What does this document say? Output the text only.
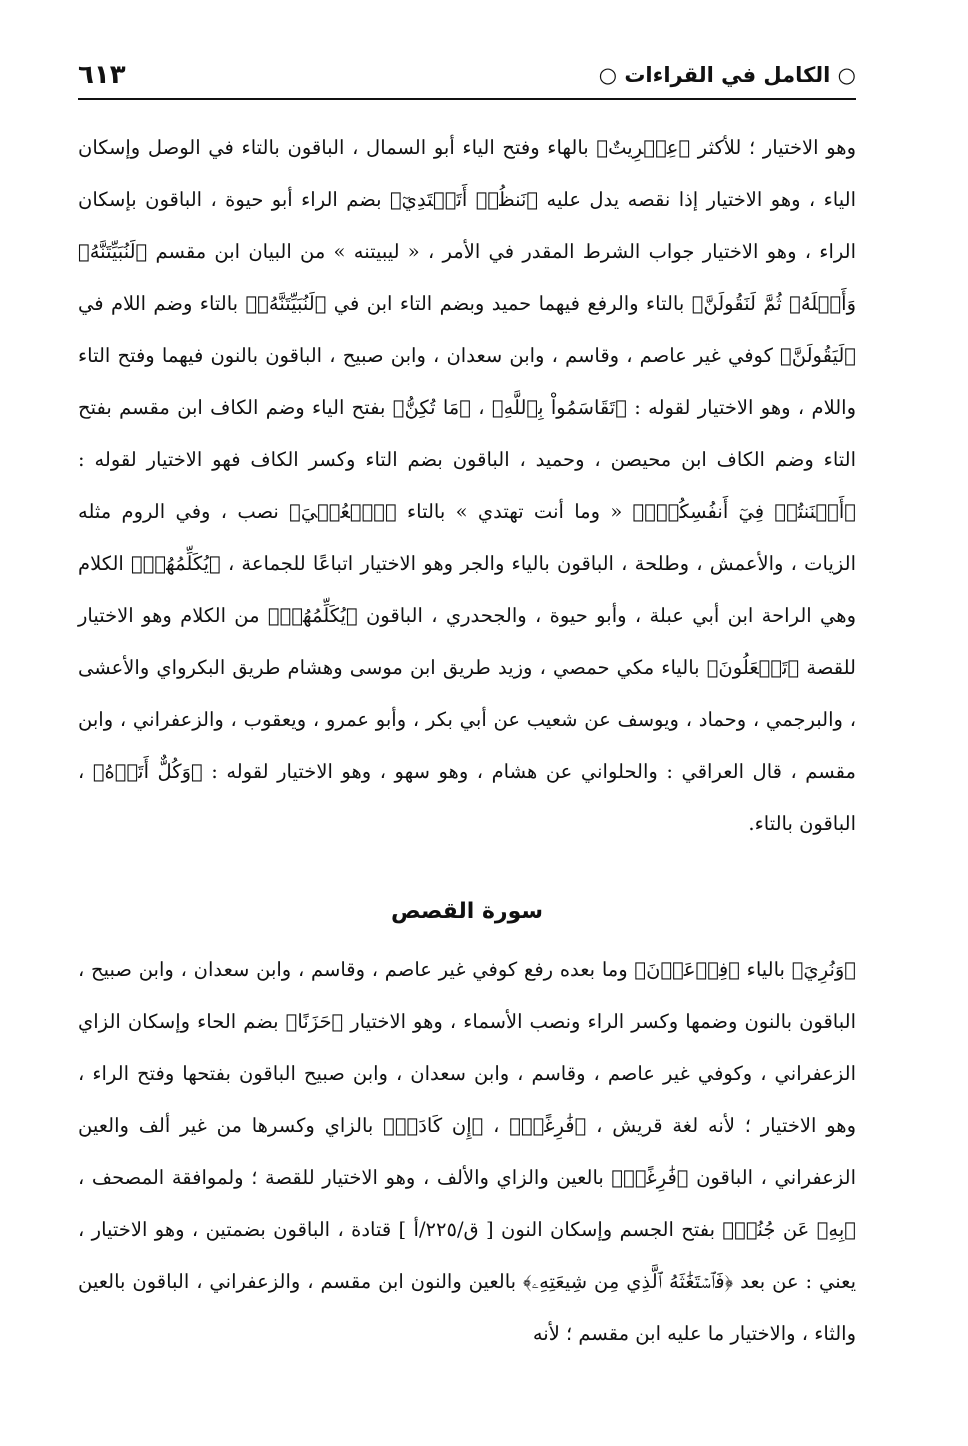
○ الكامل في القراءات ○
٦١٣

وهو الاختيار ؛ للأكثر ﴿عِفۡرِيتٌ﴾ بالهاء وفتح الياء أبو السمال ، الباقون بالتاء في الوصل وإسكان الياء ، وهو الاختيار إذا نقصه يدل عليه ﴿نَنظُرۡ أَتَهۡتَدِيٓ﴾ بضم الراء أبو حيوة ، الباقون بإسكان الراء ، وهو الاختيار جواب الشرط المقدر في الأمر ، « ليبيتنه » من البيان ابن مقسم ﴿لَنُبَيِّتَنَّهُۥ وَأَهۡلَهُۥ ثُمَّ لَنَقُولَنَّ﴾ بالتاء والرفع فيهما حميد وبضم التاء ابن في ﴿لَنُبَيِّتَنَّهُۥ﴾ بالتاء وضم اللام في ﴿لَيَقُولَنَّ﴾ كوفي غير عاصم ، وقاسم ، وابن سعدان ، وابن صبيح ، الباقون بالنون فيهما وفتح التاء واللام ، وهو الاختيار لقوله : ﴿تَقَاسَمُواْ بِٱللَّهِ﴾ ، ﴿مَا تُكِنُّ﴾ بفتح الياء وضم الكاف ابن مقسم بفتح التاء وضم الكاف ابن محيصن ، وحميد ، الباقون بضم التاء وكسر الكاف فهو الاختيار لقوله : ﴿أَكۡنَنتُمۡ فِيٓ أَنفُسِكُمۡۚ﴾ « وما أنت تهتدي » بالتاء ﴿ٱلۡعُمۡيَ﴾ نصب ، وفي الروم مثله الزيات ، والأعمش ، وطلحة ، الباقون بالياء والجر وهو الاختيار اتباعًا للجماعة ، ﴿يُكَلِّمُهُمۡ﴾ الكلام وهي الراحة ابن أبي عبلة ، وأبو حيوة ، والجحدري ، الباقون ﴿يُكَلِّمُهُمۡ﴾ من الكلام وهو الاختيار للقصة ﴿تَفۡعَلُونَ﴾ بالياء مكي حمصي ، وزيد طريق ابن موسى وهشام طريق البكرواي والأعشى ، والبرجمي ، وحماد ، ويوسف عن شعيب عن أبي بكر ، وأبو عمرو ، ويعقوب ، والزعفراني ، وابن مقسم ، قال العراقي : والحلواني عن هشام ، وهو سهو ، وهو الاختيار لقوله : ﴿وَكُلٌّ أَتَوۡهُ﴾ ، الباقون بالتاء.

سورة القصص

﴿وَنُرِيَ﴾ بالياء ﴿فِرۡعَوۡنَ﴾ وما بعده رفع كوفي غير عاصم ، وقاسم ، وابن سعدان ، وابن صبيح ، الباقون بالنون وضمها وكسر الراء ونصب الأسماء ، وهو الاختيار ﴿حَزَنًا﴾ بضم الحاء وإسكان الزاي الزعفراني ، وكوفي غير عاصم ، وقاسم ، وابن سعدان ، وابن صبيح الباقون بفتحها وفتح الراء ، وهو الاختيار ؛ لأنه لغة قريش ، ﴿فَٰرِغًاۖ﴾ ، ﴿إِن كَادَتۡ﴾ بالزاي وكسرها من غير ألف والعين الزعفراني ، الباقون ﴿فَٰرِغًاۖ﴾ بالعين والزاي والألف ، وهو الاختيار للقصة ؛ ولموافقة المصحف ، ﴿بِهِۦ عَن جُنُبٖ﴾ بفتح الجسم وإسكان النون [ ق/٢٢٥/أ ] قتادة ، الباقون بضمتين ، وهو الاختيار ، يعني : عن بعد ﴿فَٱسۡتَغَٰثَهُ ٱلَّذِي مِن شِيعَتِهِۦ﴾ بالعين والنون ابن مقسم ، والزعفراني ، الباقون بالعين والثاء ، والاختيار ما عليه ابن مقسم ؛ لأنه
★ ★ ★ ★ ★
What this task involves – Except for the pictures, reproduce every line exactly.

Correct response –
What does this document say? Output the text only.
○ الكامل في القراءات ○
٦١٣

وهو الاختيار ؛ للأكثر ﴿عِفۡرِيتٌ﴾ بالهاء وفتح الياء أبو السمال ، الباقون بالتاء في الوصل وإسكان الياء ، وهو الاختيار إذا نقصه يدل عليه ﴿نَنظُرۡ أَتَهۡتَدِيٓ﴾ بضم الراء أبو حيوة ، الباقون بإسكان الراء ، وهو الاختيار جواب الشرط المقدر في الأمر ، « ليبيتنه » من البيان ابن مقسم ﴿لَنُبَيِّتَنَّهُۥ وَأَهۡلَهُۥ ثُمَّ لَنَقُولَنَّ﴾ بالتاء والرفع فيهما حميد وبضم التاء ابن في ﴿لَنُبَيِّتَنَّهُۥ﴾ بالتاء وضم اللام في ﴿لَيَقُولَنَّ﴾ كوفي غير عاصم ، وقاسم ، وابن سعدان ، وابن صبيح ، الباقون بالنون فيهما وفتح التاء واللام ، وهو الاختيار لقوله : ﴿تَقَاسَمُواْ بِٱللَّهِ﴾ ، ﴿مَا تُكِنُّ﴾ بفتح الياء وضم الكاف ابن مقسم بفتح التاء وضم الكاف ابن محيصن ، وحميد ، الباقون بضم التاء وكسر الكاف فهو الاختيار لقوله : ﴿أَكۡنَنتُمۡ فِيٓ أَنفُسِكُمۡۚ﴾ « وما أنت تهتدي » بالتاء ﴿ٱلۡعُمۡيَ﴾ نصب ، وفي الروم مثله الزيات ، والأعمش ، وطلحة ، الباقون بالياء والجر وهو الاختيار اتباعًا للجماعة ، ﴿يُكَلِّمُهُمۡ﴾ الكلام وهي الراحة ابن أبي عبلة ، وأبو حيوة ، والجحدري ، الباقون ﴿يُكَلِّمُهُمۡ﴾ من الكلام وهو الاختيار للقصة ﴿تَفۡعَلُونَ﴾ بالياء مكي حمصي ، وزيد طريق ابن موسى وهشام طريق البكرواي والأعشى ، والبرجمي ، وحماد ، ويوسف عن شعيب عن أبي بكر ، وأبو عمرو ، ويعقوب ، والزعفراني ، وابن مقسم ، قال العراقي : والحلواني عن هشام ، وهو سهو ، وهو الاختيار لقوله : ﴿وَكُلٌّ أَتَوۡهُ﴾ ، الباقون بالتاء.

سورة القصص

﴿وَنُرِيَ﴾ بالياء ﴿فِرۡعَوۡنَ﴾ وما بعده رفع كوفي غير عاصم ، وقاسم ، وابن سعدان ، وابن صبيح ، الباقون بالنون وضمها وكسر الراء ونصب الأسماء ، وهو الاختيار ﴿حَزَنًا﴾ بضم الحاء وإسكان الزاي الزعفراني ، وكوفي غير عاصم ، وقاسم ، وابن سعدان ، وابن صبيح الباقون بفتحها وفتح الراء ، وهو الاختيار ؛ لأنه لغة قريش ، ﴿فَٰرِغًاۖ﴾ ، ﴿إِن كَادَتۡ﴾ بالزاي وكسرها من غير ألف والعين الزعفراني ، الباقون ﴿فَٰرِغًاۖ﴾ بالعين والزاي والألف ، وهو الاختيار للقصة ؛ ولموافقة المصحف ، ﴿بِهِۦ عَن جُنُبٖ﴾ بفتح الجسم وإسكان النون [ ق/٢٢٥/أ ] قتادة ، الباقون بضمتين ، وهو الاختيار ، يعني : عن بعد ﴿فَٱسۡتَغَٰثَهُ ٱلَّذِي مِن شِيعَتِهِۦ﴾ بالعين والنون ابن مقسم ، والزعفراني ، الباقون بالعين والثاء ، والاختيار ما عليه ابن مقسم ؛ لأنه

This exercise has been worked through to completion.